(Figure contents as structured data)
----
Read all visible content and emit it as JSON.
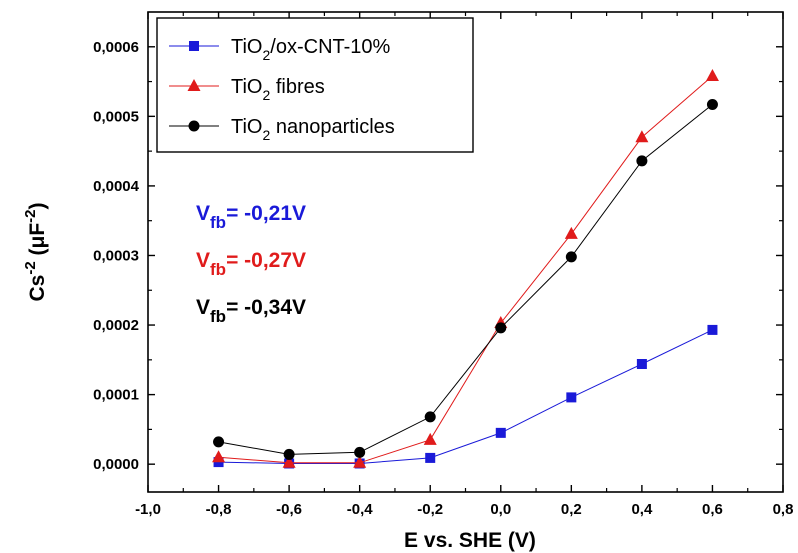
{
  "chart_data": {
    "type": "scatter",
    "xlabel": "E vs. SHE (V)",
    "ylabel": {
      "base": "Cs",
      "sup1": "-2",
      "unit_open": " (μF",
      "sup2": "-2",
      "unit_close": ")"
    },
    "xlim": [
      -1.0,
      0.8
    ],
    "ylim": [
      -4e-05,
      0.00065
    ],
    "x_ticks": [
      "-1,0",
      "-0,8",
      "-0,6",
      "-0,4",
      "-0,2",
      "0,0",
      "0,2",
      "0,4",
      "0,6",
      "0,8"
    ],
    "x_tick_values": [
      -1.0,
      -0.8,
      -0.6,
      -0.4,
      -0.2,
      0.0,
      0.2,
      0.4,
      0.6,
      0.8
    ],
    "y_ticks": [
      "0,0000",
      "0,0001",
      "0,0002",
      "0,0003",
      "0,0004",
      "0,0005",
      "0,0006"
    ],
    "y_tick_values": [
      0.0,
      0.0001,
      0.0002,
      0.0003,
      0.0004,
      0.0005,
      0.0006
    ],
    "x": [
      -0.8,
      -0.6,
      -0.4,
      -0.2,
      0.0,
      0.2,
      0.4,
      0.6
    ],
    "series": [
      {
        "name": "TiO2/ox-CNT-10%",
        "name_parts": {
          "pre": "TiO",
          "sub": "2",
          "post": "/ox-CNT-10%"
        },
        "color": "#1a1ad8",
        "marker": "square",
        "values": [
          3e-06,
          1e-06,
          1e-06,
          9e-06,
          4.5e-05,
          9.6e-05,
          0.000144,
          0.000193
        ]
      },
      {
        "name": "TiO2 fibres",
        "name_parts": {
          "pre": "TiO",
          "sub": "2",
          "post": " fibres"
        },
        "color": "#e01b1b",
        "marker": "triangle",
        "values": [
          1e-05,
          2e-06,
          2e-06,
          3.5e-05,
          0.000203,
          0.000331,
          0.00047,
          0.000558
        ]
      },
      {
        "name": "TiO2 nanoparticles",
        "name_parts": {
          "pre": "TiO",
          "sub": "2",
          "post": " nanoparticles"
        },
        "color": "#000000",
        "marker": "circle",
        "values": [
          3.2e-05,
          1.4e-05,
          1.7e-05,
          6.8e-05,
          0.000196,
          0.000298,
          0.000436,
          0.000517
        ]
      }
    ],
    "legend_position": "top-left",
    "annotations": [
      {
        "base": "V",
        "sub": "fb",
        "text": "= -0,21V",
        "color": "#1a1ad8"
      },
      {
        "base": "V",
        "sub": "fb",
        "text": "= -0,27V",
        "color": "#e01b1b"
      },
      {
        "base": "V",
        "sub": "fb",
        "text": "= -0,34V",
        "color": "#000000"
      }
    ],
    "grid": false
  }
}
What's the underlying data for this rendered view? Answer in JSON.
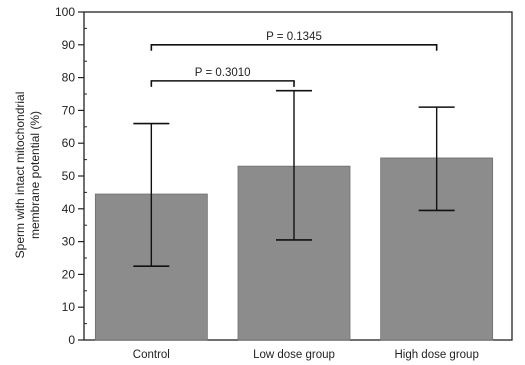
{
  "chart_data": {
    "type": "bar",
    "categories": [
      "Control",
      "Low dose group",
      "High dose group"
    ],
    "values": [
      44.5,
      53,
      55.5
    ],
    "error_low": [
      22.5,
      30.5,
      39.5
    ],
    "error_high": [
      66,
      76,
      71
    ],
    "ylabel_line1": "Sperm with intact mitochondrial",
    "ylabel_line2": "membrane potential (%)",
    "ylim": [
      0,
      100
    ],
    "yticks": [
      0,
      10,
      20,
      30,
      40,
      50,
      60,
      70,
      80,
      90,
      100
    ],
    "bar_color": "#8c8c8c",
    "annotations": [
      {
        "from": 0,
        "to": 1,
        "label": "P = 0.3010",
        "level": 79
      },
      {
        "from": 0,
        "to": 2,
        "label": "P = 0.1345",
        "level": 90
      }
    ]
  }
}
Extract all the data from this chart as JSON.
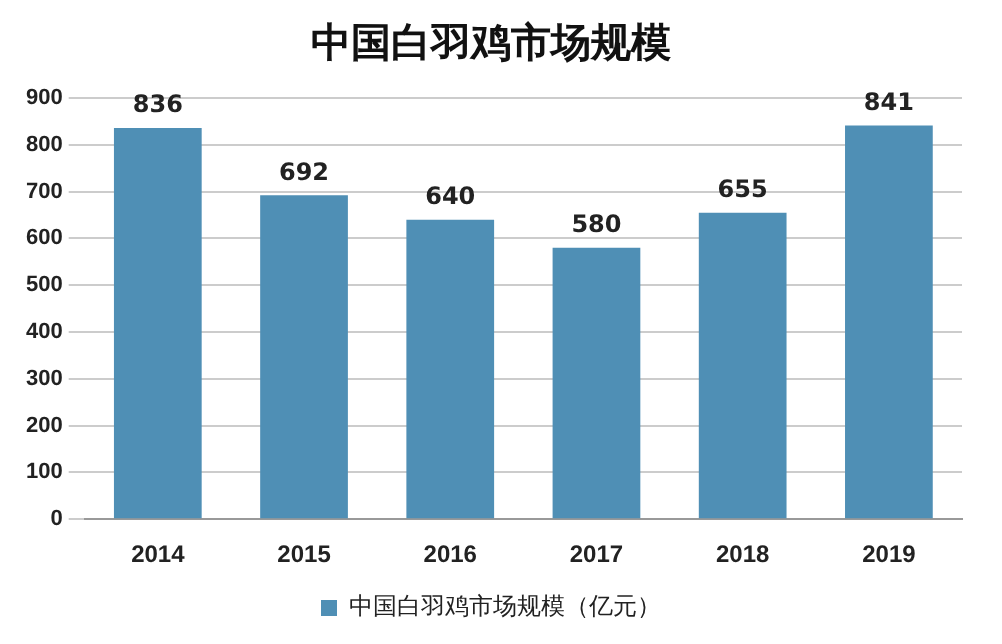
{
  "chart_data": {
    "type": "bar",
    "title": "中国白羽鸡市场规模",
    "categories": [
      "2014",
      "2015",
      "2016",
      "2017",
      "2018",
      "2019"
    ],
    "series": [
      {
        "name": "中国白羽鸡市场规模（亿元）",
        "color": "#4f8fb5",
        "values": [
          836,
          692,
          640,
          580,
          655,
          841
        ]
      }
    ],
    "ylim": [
      0,
      900
    ],
    "yticks": [
      0,
      100,
      200,
      300,
      400,
      500,
      600,
      700,
      800,
      900
    ],
    "grid": "y",
    "legend": "bottom",
    "data_labels": true
  }
}
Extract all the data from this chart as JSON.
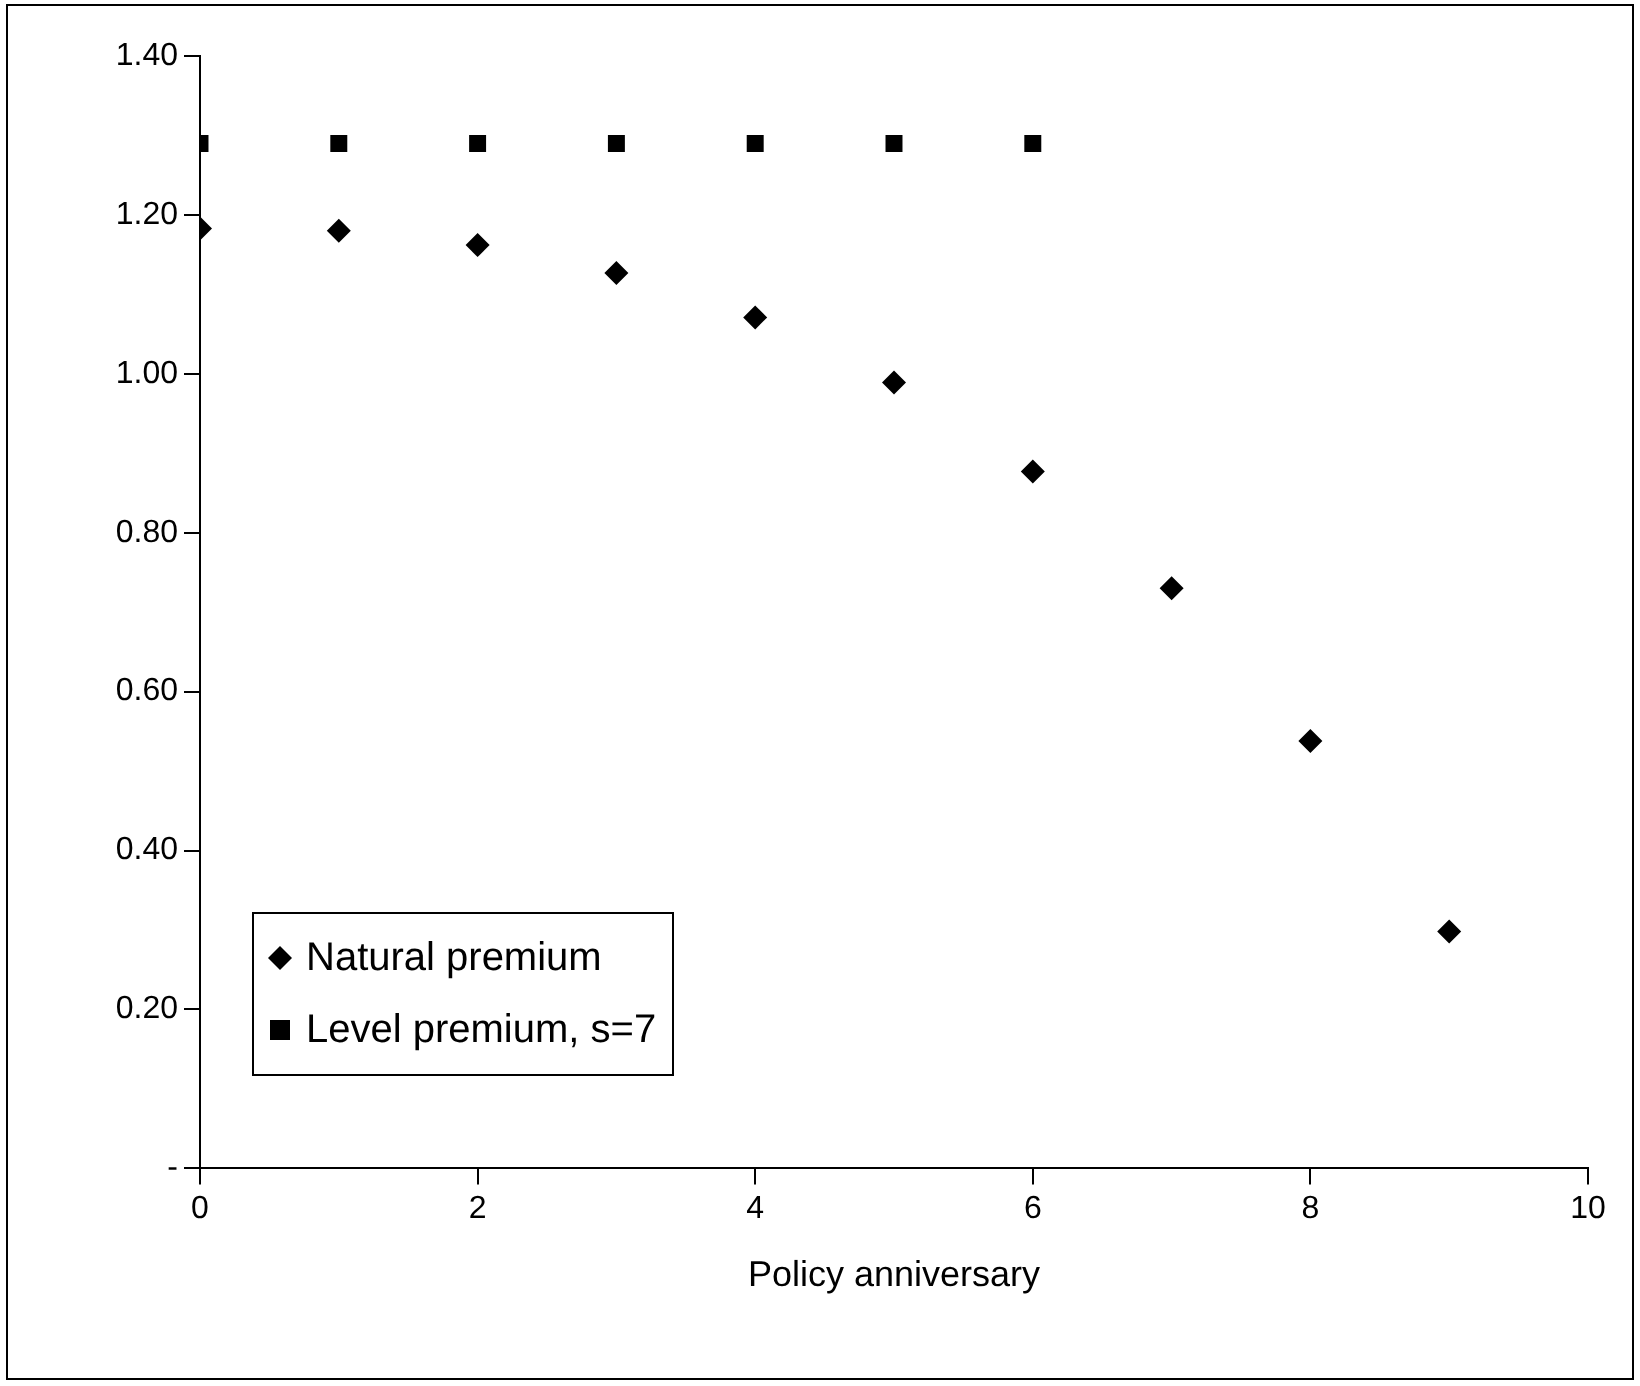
{
  "chart_data": {
    "type": "scatter",
    "xlabel": "Policy anniversary",
    "xlim": [
      0,
      10
    ],
    "xticks": [
      0,
      2,
      4,
      6,
      8,
      10
    ],
    "ylim": [
      0,
      1.4
    ],
    "yticks": [
      {
        "value": 0,
        "label": "-"
      },
      {
        "value": 0.2,
        "label": "0.20"
      },
      {
        "value": 0.4,
        "label": "0.40"
      },
      {
        "value": 0.6,
        "label": "0.60"
      },
      {
        "value": 0.8,
        "label": "0.80"
      },
      {
        "value": 1,
        "label": "1.00"
      },
      {
        "value": 1.2,
        "label": "1.20"
      },
      {
        "value": 1.4,
        "label": "1.40"
      }
    ],
    "grid": false,
    "legend": "bottom left",
    "series": [
      {
        "name": "Natural premium",
        "color": "#000000",
        "marker": "diamond",
        "x": [
          0,
          1,
          2,
          3,
          4,
          5,
          6,
          7,
          8,
          9
        ],
        "values": [
          1.183,
          1.18,
          1.162,
          1.127,
          1.071,
          0.989,
          0.877,
          0.73,
          0.538,
          0.298
        ]
      },
      {
        "name": "Level premium, s=7",
        "color": "#000000",
        "marker": "square",
        "x": [
          0,
          1,
          2,
          3,
          4,
          5,
          6
        ],
        "values": [
          1.29,
          1.29,
          1.29,
          1.29,
          1.29,
          1.29,
          1.29
        ]
      }
    ]
  }
}
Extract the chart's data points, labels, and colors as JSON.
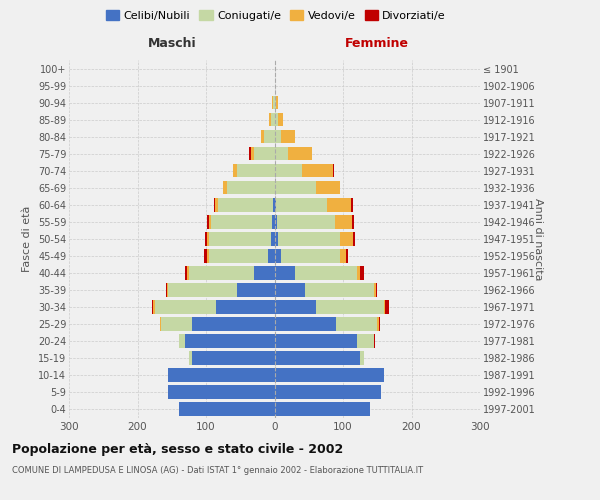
----
## Prompt
Print the complete listing exactly as it stands, without its pictures.

## Solution
Read all visible content and emit it as JSON.
{
  "chart_data": {
    "type": "scatter",
    "xlabel": "E vs. SHE (V)",
    "ylabel": {
      "base": "Cs",
      "sup1": "-2",
      "unit_open": " (μF",
      "sup2": "-2",
      "unit_close": ")"
    },
    "xlim": [
      -1.0,
      0.8
    ],
    "ylim": [
      -4e-05,
      0.00065
    ],
    "x_ticks": [
      "-1,0",
      "-0,8",
      "-0,6",
      "-0,4",
      "-0,2",
      "0,0",
      "0,2",
      "0,4",
      "0,6",
      "0,8"
    ],
    "x_tick_values": [
      -1.0,
      -0.8,
      -0.6,
      -0.4,
      -0.2,
      0.0,
      0.2,
      0.4,
      0.6,
      0.8
    ],
    "y_ticks": [
      "0,0000",
      "0,0001",
      "0,0002",
      "0,0003",
      "0,0004",
      "0,0005",
      "0,0006"
    ],
    "y_tick_values": [
      0.0,
      0.0001,
      0.0002,
      0.0003,
      0.0004,
      0.0005,
      0.0006
    ],
    "x": [
      -0.8,
      -0.6,
      -0.4,
      -0.2,
      0.0,
      0.2,
      0.4,
      0.6
    ],
    "series": [
      {
        "name": "TiO2/ox-CNT-10%",
        "name_parts": {
          "pre": "TiO",
          "sub": "2",
          "post": "/ox-CNT-10%"
        },
        "color": "#1a1ad8",
        "marker": "square",
        "values": [
          3e-06,
          1e-06,
          1e-06,
          9e-06,
          4.5e-05,
          9.6e-05,
          0.000144,
          0.000193
        ]
      },
      {
        "name": "TiO2 fibres",
        "name_parts": {
          "pre": "TiO",
          "sub": "2",
          "post": " fibres"
        },
        "color": "#e01b1b",
        "marker": "triangle",
        "values": [
          1e-05,
          2e-06,
          2e-06,
          3.5e-05,
          0.000203,
          0.000331,
          0.00047,
          0.000558
        ]
      },
      {
        "name": "TiO2 nanoparticles",
        "name_parts": {
          "pre": "TiO",
          "sub": "2",
          "post": " nanoparticles"
        },
        "color": "#000000",
        "marker": "circle",
        "values": [
          3.2e-05,
          1.4e-05,
          1.7e-05,
          6.8e-05,
          0.000196,
          0.000298,
          0.000436,
          0.000517
        ]
      }
    ],
    "legend_position": "top-left",
    "annotations": [
      {
        "base": "V",
        "sub": "fb",
        "text": "= -0,21V",
        "color": "#1a1ad8"
      },
      {
        "base": "V",
        "sub": "fb",
        "text": "= -0,27V",
        "color": "#e01b1b"
      },
      {
        "base": "V",
        "sub": "fb",
        "text": "= -0,34V",
        "color": "#000000"
      }
    ],
    "grid": false
  }
}
What's the underlying data for this rendered view? Answer in JSON.
{
  "chart_data": {
    "type": "bar",
    "categories": [
      "Control",
      "Low dose group",
      "High dose group"
    ],
    "values": [
      44.5,
      53,
      55.5
    ],
    "error_low": [
      22.5,
      30.5,
      39.5
    ],
    "error_high": [
      66,
      76,
      71
    ],
    "ylabel_line1": "Sperm with intact mitochondrial",
    "ylabel_line2": "membrane potential (%)",
    "ylim": [
      0,
      100
    ],
    "yticks": [
      0,
      10,
      20,
      30,
      40,
      50,
      60,
      70,
      80,
      90,
      100
    ],
    "bar_color": "#8c8c8c",
    "annotations": [
      {
        "from": 0,
        "to": 1,
        "label": "P = 0.3010",
        "level": 79
      },
      {
        "from": 0,
        "to": 2,
        "label": "P = 0.1345",
        "level": 90
      }
    ]
  }
}
Extract all the data from this chart as JSON.
{
  "chart_data": {
    "type": "bar",
    "title": "中国白羽鸡市场规模",
    "categories": [
      "2014",
      "2015",
      "2016",
      "2017",
      "2018",
      "2019"
    ],
    "series": [
      {
        "name": "中国白羽鸡市场规模（亿元）",
        "color": "#4f8fb5",
        "values": [
          836,
          692,
          640,
          580,
          655,
          841
        ]
      }
    ],
    "ylim": [
      0,
      900
    ],
    "yticks": [
      0,
      100,
      200,
      300,
      400,
      500,
      600,
      700,
      800,
      900
    ],
    "grid": "y",
    "legend": "bottom",
    "data_labels": true
  }
}
Extract all the data from this chart as JSON.
{
  "chart_data": {
    "type": "scatter",
    "xlabel": "Policy anniversary",
    "xlim": [
      0,
      10
    ],
    "xticks": [
      0,
      2,
      4,
      6,
      8,
      10
    ],
    "ylim": [
      0,
      1.4
    ],
    "yticks": [
      {
        "value": 0,
        "label": "-"
      },
      {
        "value": 0.2,
        "label": "0.20"
      },
      {
        "value": 0.4,
        "label": "0.40"
      },
      {
        "value": 0.6,
        "label": "0.60"
      },
      {
        "value": 0.8,
        "label": "0.80"
      },
      {
        "value": 1,
        "label": "1.00"
      },
      {
        "value": 1.2,
        "label": "1.20"
      },
      {
        "value": 1.4,
        "label": "1.40"
      }
    ],
    "grid": false,
    "legend": "bottom left",
    "series": [
      {
        "name": "Natural premium",
        "color": "#000000",
        "marker": "diamond",
        "x": [
          0,
          1,
          2,
          3,
          4,
          5,
          6,
          7,
          8,
          9
        ],
        "values": [
          1.183,
          1.18,
          1.162,
          1.127,
          1.071,
          0.989,
          0.877,
          0.73,
          0.538,
          0.298
        ]
      },
      {
        "name": "Level premium, s=7",
        "color": "#000000",
        "marker": "square",
        "x": [
          0,
          1,
          2,
          3,
          4,
          5,
          6
        ],
        "values": [
          1.29,
          1.29,
          1.29,
          1.29,
          1.29,
          1.29,
          1.29
        ]
      }
    ]
  }
}
Extract the chart's data points, labels, and colors as JSON.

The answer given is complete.